## Set problem 1
Copy the listing lines word for word, starting with the first line of the listing and going on through the line that contains "legend-label: Vehicles In Transit".

begin Passage shown

What Happened To May On Agents Of S.H.I.E.L.D.'s Midseason Finale?
Warning: spoilers ahead for the Agents of S.H.I.E.L.D. Season 4 winter finale, called "The Laws of Inferno Dynamics."
Agents of S.H.I.E.L.D. spent the first half of Season 4 building up Eli Morrow as the big bad of the year, and it seemed likely that the midseason finale would revolve mostly around the Inhumans and Ghost Rider as they tried their best to take him down. "The Laws of Inferno Dynamics" did indeed spend most of the hour dealing with Morrow, but the biggest twist of the evening was all about Agent Melinda May. The final moments of the episode revealed that our badass Agent May has been incapacitated and replaced by an android.
May really didn't have a lot to do for most of the hour. She and Coulson went their separate ways early in "The Laws of Inferno Dynamics" as she headed to Dr. Radcliffe's lab to pick up AIDA and bring her along on the mission to stop Eli Morrow. When she arrived at the plane with AIDA, nothing seemed especially out of the ordinary. May pounded on some bad guys, AIDA built a portal to send a nuclear bomb to another dimension despite being shot by a minion of Morrow's, and the day seemed saved.
The kicker came when Director Mace sent Agent Nathanson back to Dr. Radcliffe's lab to repair AIDA's bullet wounds and gather the data for S.H.I.E.L.D. to study. Nathanson was shocked to open a door and discover the body of Melinda May, bloody and unconscious on the floor. He didn't have much time to react, however, because AIDA expressed her regret and snapped his neck. Then, the very last scene of the episode showed the main characters gathered in the S.H.I.E.L.D. common room...and a Melinda May about to share a drink with Phil Coulson.

end Passage shown

## Set problem 2
In the passage about the Agents of S.H.I.E.L.D. midseason finale, whose body does Agent Nathanson find when he opens a door in Dr. Radcliffe's lab?

begin Source material

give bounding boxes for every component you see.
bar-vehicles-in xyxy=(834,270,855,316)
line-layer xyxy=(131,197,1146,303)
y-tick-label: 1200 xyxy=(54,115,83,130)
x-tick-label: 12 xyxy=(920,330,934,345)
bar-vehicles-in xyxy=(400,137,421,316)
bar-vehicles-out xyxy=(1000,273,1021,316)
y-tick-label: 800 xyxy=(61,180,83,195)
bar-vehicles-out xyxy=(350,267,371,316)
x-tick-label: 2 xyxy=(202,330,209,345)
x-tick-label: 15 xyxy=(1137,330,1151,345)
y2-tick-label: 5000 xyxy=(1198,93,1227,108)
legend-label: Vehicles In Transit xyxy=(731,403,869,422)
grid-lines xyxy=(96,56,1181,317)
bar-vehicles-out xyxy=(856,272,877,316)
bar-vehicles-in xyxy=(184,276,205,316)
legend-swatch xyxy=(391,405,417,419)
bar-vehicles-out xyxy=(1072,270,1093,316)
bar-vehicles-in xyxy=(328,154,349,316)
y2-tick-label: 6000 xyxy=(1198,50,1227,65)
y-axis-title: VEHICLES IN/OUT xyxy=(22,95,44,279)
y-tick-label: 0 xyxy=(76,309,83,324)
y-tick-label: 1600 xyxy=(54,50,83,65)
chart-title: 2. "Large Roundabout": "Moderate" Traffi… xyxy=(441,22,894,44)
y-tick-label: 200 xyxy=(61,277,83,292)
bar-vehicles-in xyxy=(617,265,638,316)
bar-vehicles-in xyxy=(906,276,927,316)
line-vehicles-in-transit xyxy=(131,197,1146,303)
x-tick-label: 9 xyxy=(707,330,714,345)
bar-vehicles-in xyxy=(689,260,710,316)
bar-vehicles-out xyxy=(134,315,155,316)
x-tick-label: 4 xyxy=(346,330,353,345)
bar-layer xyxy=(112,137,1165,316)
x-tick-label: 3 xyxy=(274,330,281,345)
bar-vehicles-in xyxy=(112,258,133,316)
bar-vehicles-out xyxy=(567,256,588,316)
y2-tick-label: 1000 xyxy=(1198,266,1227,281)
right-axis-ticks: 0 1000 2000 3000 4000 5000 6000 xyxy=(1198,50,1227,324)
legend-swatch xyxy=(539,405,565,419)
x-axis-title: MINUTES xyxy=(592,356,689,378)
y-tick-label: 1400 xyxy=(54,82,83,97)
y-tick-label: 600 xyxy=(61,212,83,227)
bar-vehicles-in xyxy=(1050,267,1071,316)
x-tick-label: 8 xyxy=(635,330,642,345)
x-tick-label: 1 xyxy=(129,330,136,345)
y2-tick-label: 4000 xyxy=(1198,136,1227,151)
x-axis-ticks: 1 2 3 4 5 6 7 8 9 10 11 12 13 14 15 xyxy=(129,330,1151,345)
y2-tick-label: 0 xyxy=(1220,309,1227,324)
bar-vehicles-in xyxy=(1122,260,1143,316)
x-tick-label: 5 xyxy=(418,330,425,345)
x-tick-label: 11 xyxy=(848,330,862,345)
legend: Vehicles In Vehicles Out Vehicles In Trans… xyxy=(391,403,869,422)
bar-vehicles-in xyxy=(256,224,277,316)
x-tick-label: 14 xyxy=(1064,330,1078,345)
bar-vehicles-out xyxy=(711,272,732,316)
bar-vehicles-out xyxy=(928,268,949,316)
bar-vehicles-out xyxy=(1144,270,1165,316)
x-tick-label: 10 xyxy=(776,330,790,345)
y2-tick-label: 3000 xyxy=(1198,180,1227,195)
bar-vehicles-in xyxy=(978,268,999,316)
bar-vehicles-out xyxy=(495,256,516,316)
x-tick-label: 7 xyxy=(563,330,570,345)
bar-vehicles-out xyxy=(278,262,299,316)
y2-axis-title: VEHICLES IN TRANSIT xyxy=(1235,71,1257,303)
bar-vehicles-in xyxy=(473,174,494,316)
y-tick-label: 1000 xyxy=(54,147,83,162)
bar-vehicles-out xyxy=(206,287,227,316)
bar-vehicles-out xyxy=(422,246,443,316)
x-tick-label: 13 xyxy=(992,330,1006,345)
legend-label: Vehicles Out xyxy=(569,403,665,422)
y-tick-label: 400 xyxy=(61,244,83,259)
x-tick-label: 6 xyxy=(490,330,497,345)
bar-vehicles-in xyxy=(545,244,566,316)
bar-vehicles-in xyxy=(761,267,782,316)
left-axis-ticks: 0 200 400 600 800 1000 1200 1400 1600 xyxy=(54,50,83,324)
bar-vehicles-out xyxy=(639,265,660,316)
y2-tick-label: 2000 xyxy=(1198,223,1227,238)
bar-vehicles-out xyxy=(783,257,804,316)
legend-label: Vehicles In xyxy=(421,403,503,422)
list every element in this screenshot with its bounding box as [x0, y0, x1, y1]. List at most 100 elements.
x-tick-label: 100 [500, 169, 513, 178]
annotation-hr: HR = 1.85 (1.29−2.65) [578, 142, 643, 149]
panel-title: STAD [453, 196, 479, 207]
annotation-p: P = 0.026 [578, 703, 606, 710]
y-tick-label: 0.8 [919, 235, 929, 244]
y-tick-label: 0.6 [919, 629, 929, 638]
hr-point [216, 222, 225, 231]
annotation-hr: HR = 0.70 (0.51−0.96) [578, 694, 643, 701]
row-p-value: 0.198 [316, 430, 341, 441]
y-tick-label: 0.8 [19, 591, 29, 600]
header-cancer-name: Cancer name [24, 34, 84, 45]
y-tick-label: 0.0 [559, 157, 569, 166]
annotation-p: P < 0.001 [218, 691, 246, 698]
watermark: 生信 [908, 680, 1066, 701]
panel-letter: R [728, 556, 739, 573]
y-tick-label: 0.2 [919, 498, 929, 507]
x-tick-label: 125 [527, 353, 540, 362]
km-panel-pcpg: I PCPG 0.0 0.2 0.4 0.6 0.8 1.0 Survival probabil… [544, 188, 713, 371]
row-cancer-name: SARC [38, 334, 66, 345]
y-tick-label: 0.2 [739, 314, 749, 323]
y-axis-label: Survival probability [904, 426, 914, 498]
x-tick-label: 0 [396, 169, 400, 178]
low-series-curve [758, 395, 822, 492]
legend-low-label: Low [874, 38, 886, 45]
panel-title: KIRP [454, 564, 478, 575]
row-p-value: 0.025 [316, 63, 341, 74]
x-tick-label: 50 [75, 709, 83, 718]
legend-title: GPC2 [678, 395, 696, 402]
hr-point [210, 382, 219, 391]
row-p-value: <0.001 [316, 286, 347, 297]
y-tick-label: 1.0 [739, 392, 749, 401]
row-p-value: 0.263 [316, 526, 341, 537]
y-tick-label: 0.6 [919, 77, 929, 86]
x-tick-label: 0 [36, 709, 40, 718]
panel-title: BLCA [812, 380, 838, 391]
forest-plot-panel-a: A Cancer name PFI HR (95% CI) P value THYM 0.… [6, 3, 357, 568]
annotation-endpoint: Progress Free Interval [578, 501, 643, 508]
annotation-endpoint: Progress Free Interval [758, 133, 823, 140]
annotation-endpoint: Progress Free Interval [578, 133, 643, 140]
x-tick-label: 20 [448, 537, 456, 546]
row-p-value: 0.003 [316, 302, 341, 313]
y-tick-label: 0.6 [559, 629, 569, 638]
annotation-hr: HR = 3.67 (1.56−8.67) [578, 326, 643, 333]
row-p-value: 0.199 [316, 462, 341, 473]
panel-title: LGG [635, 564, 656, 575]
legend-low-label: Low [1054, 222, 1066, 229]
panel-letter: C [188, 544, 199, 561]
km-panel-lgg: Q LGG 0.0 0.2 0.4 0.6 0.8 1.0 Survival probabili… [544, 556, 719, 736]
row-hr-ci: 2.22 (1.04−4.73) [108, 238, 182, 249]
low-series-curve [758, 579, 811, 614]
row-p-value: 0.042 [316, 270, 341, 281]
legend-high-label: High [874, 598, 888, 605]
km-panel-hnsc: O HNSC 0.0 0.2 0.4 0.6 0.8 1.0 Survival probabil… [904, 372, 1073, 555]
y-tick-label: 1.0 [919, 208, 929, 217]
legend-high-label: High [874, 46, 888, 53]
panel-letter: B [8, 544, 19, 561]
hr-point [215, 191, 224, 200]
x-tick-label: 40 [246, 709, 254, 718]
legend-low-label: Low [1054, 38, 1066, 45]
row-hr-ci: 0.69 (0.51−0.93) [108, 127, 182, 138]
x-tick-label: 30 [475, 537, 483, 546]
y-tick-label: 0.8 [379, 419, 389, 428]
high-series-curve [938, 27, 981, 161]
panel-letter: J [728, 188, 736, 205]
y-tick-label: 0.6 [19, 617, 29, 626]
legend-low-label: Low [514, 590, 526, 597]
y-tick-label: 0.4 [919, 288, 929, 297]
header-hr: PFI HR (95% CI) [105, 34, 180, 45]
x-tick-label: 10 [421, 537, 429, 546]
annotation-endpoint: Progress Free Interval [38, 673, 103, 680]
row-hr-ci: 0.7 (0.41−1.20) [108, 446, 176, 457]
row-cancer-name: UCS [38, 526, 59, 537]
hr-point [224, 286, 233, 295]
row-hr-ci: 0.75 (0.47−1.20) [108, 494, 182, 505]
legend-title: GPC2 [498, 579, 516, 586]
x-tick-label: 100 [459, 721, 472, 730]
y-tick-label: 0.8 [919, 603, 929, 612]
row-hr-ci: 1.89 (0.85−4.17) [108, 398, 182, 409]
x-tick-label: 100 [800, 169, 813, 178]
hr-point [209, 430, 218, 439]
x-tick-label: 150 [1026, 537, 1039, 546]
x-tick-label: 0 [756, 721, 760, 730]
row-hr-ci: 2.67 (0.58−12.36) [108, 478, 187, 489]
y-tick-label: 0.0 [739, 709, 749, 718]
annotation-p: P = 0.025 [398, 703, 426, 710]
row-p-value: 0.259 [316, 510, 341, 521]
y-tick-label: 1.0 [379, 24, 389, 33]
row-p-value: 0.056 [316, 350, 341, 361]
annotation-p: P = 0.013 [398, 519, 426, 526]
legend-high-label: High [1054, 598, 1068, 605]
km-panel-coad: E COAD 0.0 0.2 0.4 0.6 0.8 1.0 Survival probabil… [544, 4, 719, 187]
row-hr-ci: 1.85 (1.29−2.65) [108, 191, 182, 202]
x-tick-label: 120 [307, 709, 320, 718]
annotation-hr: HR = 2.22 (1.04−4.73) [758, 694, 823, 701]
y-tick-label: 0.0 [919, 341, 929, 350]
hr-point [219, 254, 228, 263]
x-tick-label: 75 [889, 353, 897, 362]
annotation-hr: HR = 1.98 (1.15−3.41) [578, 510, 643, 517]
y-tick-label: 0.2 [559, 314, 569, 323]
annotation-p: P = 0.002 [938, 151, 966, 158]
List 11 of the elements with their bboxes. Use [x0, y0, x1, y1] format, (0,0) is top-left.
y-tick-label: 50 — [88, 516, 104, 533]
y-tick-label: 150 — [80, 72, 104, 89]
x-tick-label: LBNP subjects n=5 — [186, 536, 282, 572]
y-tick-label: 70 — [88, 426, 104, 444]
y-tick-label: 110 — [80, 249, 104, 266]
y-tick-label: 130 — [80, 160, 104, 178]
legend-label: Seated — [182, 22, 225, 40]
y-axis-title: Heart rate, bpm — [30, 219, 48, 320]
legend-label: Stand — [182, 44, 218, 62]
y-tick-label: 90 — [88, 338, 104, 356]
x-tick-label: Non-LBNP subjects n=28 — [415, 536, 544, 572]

end Source material

## Full answer 1
give bounding boxes for every component you see.
bar-vehicles-in xyxy=(834,270,855,316)
line-layer xyxy=(131,197,1146,303)
y-tick-label: 1200 xyxy=(54,115,83,130)
x-tick-label: 12 xyxy=(920,330,934,345)
bar-vehicles-in xyxy=(400,137,421,316)
bar-vehicles-out xyxy=(1000,273,1021,316)
y-tick-label: 800 xyxy=(61,180,83,195)
bar-vehicles-out xyxy=(350,267,371,316)
x-tick-label: 2 xyxy=(202,330,209,345)
x-tick-label: 15 xyxy=(1137,330,1151,345)
y2-tick-label: 5000 xyxy=(1198,93,1227,108)
legend-label: Vehicles In Transit xyxy=(731,403,869,422)

## Full answer 2
Melinda May's body, bloody and unconscious on the floor.